■ STATED PROBLEM ■
Repeat the material verbatim and drop the pictures.
━━━━
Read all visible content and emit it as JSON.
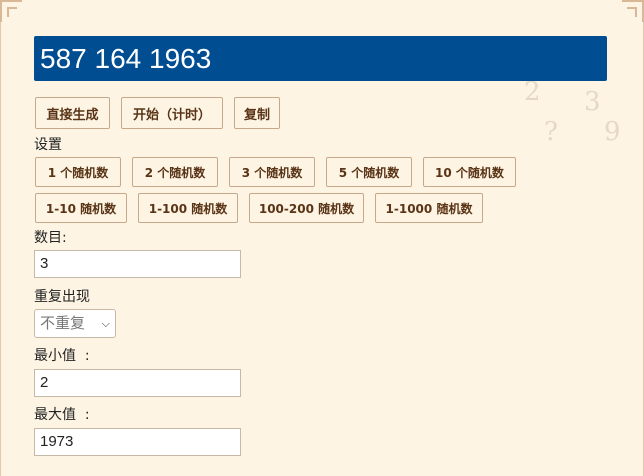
{
  "result": "587 164 1963",
  "actions": {
    "generate": "直接生成",
    "start": "开始（计时）",
    "copy": "复制"
  },
  "settings_label": "设置",
  "presets": [
    "1 个随机数",
    "2 个随机数",
    "3 个随机数",
    "5 个随机数",
    "10 个随机数",
    "1-10 随机数",
    "1-100 随机数",
    "100-200 随机数",
    "1-1000 随机数"
  ],
  "count": {
    "label": "数目:",
    "value": "3"
  },
  "repeat": {
    "label": "重复出现",
    "selected": "不重复"
  },
  "min": {
    "label": "最小值  :",
    "value": "2"
  },
  "max": {
    "label": "最大值  :",
    "value": "1973"
  },
  "colors": {
    "result_bg": "#004d91",
    "page_bg": "#fdf4e4",
    "button_text": "#5a3416"
  }
}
━━━━
■ RIGHT ANSWER ■
Read all visible content and emit it as JSON.
{
  "result": "587 164 1963",
  "actions": {
    "generate": "直接生成",
    "start": "开始（计时）",
    "copy": "复制"
  },
  "settings_label": "设置",
  "presets": [
    "1 个随机数",
    "2 个随机数",
    "3 个随机数",
    "5 个随机数",
    "10 个随机数",
    "1-10 随机数",
    "1-100 随机数",
    "100-200 随机数",
    "1-1000 随机数"
  ],
  "count": {
    "label": "数目:",
    "value": "3"
  },
  "repeat": {
    "label": "重复出现",
    "selected": "不重复"
  },
  "min": {
    "label": "最小值  :",
    "value": "2"
  },
  "max": {
    "label": "最大值  :",
    "value": "1973"
  },
  "colors": {
    "result_bg": "#004d91",
    "page_bg": "#fdf4e4",
    "button_text": "#5a3416"
  }
}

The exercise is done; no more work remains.